**The exercise**
Find every line in the records below that contains the word "MERENJA", and copy each such line.

**The data**

----------------

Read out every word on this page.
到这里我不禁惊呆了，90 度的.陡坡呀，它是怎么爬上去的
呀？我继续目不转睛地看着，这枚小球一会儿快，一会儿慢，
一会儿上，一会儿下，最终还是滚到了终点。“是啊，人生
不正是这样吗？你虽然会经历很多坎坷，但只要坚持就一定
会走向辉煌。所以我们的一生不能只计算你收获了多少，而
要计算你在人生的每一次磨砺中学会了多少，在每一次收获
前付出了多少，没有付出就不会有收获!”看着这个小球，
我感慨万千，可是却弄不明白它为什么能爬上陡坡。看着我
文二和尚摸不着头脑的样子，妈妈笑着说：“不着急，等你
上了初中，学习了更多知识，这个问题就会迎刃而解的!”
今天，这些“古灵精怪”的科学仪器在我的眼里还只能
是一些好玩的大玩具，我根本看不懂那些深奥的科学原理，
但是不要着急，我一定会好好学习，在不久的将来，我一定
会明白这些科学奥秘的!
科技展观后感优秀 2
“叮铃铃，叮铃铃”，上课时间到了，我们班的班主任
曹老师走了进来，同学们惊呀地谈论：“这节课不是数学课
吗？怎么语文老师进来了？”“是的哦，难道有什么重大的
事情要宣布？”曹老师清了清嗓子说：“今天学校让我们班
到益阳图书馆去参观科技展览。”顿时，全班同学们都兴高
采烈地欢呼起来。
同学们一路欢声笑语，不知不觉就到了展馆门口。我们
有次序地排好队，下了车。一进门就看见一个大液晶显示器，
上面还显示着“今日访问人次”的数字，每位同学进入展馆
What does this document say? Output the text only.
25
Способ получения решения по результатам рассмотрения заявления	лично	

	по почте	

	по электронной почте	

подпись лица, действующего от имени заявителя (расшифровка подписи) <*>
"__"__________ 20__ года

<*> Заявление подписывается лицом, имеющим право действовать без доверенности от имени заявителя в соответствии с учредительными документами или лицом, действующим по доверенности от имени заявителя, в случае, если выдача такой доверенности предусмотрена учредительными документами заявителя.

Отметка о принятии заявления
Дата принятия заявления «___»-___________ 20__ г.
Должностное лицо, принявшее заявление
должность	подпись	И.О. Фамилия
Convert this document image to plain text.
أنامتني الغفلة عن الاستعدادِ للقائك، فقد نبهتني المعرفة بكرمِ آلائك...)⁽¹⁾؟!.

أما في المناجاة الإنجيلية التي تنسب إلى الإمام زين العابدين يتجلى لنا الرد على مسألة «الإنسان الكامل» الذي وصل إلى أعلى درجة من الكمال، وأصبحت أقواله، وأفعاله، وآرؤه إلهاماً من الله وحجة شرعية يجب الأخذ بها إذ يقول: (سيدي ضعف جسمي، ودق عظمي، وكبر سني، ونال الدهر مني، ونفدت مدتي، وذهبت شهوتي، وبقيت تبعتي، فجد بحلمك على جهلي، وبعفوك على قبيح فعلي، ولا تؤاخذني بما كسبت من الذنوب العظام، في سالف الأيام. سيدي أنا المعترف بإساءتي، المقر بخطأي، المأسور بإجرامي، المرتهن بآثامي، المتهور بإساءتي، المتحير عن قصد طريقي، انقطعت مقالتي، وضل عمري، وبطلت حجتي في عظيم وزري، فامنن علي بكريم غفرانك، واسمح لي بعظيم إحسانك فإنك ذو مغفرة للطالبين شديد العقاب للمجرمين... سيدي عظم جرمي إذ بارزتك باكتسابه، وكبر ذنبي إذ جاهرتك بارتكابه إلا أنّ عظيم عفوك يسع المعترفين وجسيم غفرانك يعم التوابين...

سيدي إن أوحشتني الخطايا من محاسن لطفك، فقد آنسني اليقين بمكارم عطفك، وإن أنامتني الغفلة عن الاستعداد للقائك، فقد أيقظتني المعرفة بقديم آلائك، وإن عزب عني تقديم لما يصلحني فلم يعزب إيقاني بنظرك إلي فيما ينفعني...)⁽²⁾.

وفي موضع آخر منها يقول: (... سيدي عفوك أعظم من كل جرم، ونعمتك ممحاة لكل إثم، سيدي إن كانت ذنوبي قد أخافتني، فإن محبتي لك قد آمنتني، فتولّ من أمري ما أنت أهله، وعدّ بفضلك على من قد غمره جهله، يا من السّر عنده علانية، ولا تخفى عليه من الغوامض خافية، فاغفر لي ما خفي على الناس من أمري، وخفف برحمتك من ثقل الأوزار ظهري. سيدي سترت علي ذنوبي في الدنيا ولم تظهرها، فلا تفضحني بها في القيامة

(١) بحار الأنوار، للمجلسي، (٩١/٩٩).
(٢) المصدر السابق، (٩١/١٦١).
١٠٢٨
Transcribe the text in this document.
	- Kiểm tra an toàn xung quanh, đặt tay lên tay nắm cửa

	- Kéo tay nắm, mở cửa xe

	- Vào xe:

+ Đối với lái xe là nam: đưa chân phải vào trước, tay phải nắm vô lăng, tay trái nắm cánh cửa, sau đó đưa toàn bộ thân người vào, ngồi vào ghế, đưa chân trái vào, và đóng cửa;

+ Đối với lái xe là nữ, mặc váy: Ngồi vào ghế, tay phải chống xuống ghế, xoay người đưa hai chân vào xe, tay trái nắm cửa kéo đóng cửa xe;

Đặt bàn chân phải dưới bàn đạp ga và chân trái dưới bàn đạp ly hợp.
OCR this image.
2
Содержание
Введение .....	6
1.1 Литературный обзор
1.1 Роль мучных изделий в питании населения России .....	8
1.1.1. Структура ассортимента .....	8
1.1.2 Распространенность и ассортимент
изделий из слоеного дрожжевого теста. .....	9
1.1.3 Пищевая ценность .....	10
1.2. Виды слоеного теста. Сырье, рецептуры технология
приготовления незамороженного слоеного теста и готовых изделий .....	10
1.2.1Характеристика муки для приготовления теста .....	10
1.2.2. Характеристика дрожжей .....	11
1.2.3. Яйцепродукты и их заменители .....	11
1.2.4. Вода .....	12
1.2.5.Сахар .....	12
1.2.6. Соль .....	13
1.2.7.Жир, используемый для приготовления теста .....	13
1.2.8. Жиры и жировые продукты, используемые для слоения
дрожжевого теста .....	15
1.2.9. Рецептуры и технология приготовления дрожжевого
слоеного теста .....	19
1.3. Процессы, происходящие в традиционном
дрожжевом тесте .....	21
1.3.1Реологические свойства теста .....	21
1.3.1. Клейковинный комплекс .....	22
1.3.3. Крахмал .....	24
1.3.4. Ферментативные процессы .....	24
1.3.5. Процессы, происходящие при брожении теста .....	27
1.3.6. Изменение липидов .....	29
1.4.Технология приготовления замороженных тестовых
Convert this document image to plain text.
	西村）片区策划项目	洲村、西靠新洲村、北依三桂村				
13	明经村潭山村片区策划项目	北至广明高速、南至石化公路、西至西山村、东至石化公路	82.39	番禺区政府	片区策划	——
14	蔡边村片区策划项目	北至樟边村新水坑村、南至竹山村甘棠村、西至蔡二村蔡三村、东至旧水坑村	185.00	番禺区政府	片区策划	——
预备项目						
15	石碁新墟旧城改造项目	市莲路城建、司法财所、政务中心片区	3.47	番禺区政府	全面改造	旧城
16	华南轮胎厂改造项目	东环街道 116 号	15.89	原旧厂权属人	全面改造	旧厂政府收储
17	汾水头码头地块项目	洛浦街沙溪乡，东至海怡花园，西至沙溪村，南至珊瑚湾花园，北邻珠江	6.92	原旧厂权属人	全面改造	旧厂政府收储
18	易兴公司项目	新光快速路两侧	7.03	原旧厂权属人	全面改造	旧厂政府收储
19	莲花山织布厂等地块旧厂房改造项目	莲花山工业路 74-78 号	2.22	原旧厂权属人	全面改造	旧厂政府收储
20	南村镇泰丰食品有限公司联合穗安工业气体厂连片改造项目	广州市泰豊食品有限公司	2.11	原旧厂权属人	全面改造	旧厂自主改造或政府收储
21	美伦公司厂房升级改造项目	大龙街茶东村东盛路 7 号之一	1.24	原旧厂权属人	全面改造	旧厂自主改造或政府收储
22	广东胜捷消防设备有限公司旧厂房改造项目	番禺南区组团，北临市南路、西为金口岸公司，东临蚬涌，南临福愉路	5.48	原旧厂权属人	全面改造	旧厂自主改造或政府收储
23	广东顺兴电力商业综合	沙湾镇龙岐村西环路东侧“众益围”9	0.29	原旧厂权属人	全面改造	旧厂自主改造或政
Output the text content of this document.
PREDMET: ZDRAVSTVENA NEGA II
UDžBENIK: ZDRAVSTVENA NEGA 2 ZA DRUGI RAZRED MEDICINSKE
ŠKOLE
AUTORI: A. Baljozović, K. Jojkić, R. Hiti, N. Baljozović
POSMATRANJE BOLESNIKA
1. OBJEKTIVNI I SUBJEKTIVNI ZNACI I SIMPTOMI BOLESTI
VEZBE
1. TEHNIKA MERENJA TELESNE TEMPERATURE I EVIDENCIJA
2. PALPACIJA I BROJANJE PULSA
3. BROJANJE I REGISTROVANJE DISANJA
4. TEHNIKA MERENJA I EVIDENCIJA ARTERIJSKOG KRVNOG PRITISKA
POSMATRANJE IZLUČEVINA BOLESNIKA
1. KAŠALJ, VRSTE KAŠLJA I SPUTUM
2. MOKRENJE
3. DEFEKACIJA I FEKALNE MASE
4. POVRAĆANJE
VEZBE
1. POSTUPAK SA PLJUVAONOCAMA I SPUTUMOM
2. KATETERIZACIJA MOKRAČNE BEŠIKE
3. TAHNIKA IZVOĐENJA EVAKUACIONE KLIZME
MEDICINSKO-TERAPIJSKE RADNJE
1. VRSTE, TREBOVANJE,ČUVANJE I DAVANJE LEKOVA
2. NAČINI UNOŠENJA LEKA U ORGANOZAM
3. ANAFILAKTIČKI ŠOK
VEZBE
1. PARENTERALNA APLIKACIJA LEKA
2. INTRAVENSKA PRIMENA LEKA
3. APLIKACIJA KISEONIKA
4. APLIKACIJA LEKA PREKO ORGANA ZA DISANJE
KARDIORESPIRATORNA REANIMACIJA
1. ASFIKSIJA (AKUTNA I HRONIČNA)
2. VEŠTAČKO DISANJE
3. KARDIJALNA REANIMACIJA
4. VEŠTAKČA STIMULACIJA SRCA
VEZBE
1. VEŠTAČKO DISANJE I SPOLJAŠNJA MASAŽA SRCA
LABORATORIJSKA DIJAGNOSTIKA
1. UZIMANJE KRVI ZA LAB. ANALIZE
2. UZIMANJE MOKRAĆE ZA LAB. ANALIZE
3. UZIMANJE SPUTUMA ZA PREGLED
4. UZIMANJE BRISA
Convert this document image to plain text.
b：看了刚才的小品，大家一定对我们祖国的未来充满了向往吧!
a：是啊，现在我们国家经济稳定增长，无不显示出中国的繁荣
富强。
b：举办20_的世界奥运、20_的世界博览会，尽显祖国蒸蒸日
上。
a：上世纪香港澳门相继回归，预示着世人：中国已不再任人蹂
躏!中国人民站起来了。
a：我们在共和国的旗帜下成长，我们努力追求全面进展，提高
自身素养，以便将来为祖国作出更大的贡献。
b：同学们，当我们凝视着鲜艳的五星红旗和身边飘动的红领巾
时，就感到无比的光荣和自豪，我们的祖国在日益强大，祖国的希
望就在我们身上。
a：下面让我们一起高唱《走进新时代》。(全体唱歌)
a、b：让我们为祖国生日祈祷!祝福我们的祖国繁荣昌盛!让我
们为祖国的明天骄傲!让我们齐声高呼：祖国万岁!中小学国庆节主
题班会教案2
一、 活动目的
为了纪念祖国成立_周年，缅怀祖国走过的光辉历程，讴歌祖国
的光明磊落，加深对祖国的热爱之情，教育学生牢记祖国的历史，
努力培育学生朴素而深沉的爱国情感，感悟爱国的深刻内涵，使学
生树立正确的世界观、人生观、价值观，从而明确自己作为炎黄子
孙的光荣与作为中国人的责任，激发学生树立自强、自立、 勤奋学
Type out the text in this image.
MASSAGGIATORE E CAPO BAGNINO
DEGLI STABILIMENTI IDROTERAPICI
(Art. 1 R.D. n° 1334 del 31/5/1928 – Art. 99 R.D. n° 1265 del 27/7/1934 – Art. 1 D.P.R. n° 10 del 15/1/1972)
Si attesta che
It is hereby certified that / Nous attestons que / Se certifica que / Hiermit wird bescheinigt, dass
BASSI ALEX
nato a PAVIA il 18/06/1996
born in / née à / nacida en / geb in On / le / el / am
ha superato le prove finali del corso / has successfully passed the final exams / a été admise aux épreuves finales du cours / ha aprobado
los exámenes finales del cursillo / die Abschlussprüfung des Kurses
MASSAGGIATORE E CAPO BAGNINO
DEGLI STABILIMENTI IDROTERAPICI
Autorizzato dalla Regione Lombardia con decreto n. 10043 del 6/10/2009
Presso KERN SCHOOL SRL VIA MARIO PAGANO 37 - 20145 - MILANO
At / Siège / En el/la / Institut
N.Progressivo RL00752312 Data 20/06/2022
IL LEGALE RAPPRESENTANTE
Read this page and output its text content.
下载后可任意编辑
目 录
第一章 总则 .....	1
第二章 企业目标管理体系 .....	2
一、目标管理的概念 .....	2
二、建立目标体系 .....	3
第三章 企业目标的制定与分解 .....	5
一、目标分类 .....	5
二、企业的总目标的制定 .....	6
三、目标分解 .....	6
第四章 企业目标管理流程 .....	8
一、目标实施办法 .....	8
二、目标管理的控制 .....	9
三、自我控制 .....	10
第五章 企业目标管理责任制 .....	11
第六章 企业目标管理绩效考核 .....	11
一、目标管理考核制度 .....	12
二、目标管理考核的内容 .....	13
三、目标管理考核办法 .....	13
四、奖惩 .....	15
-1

----------------

**Expected output**
1. TEHNIKA MERENJA TELESNE TEMPERATURE I EVIDENCIJA
4. TEHNIKA MERENJA I EVIDENCIJA ARTERIJSKOG KRVNOG PRITISKA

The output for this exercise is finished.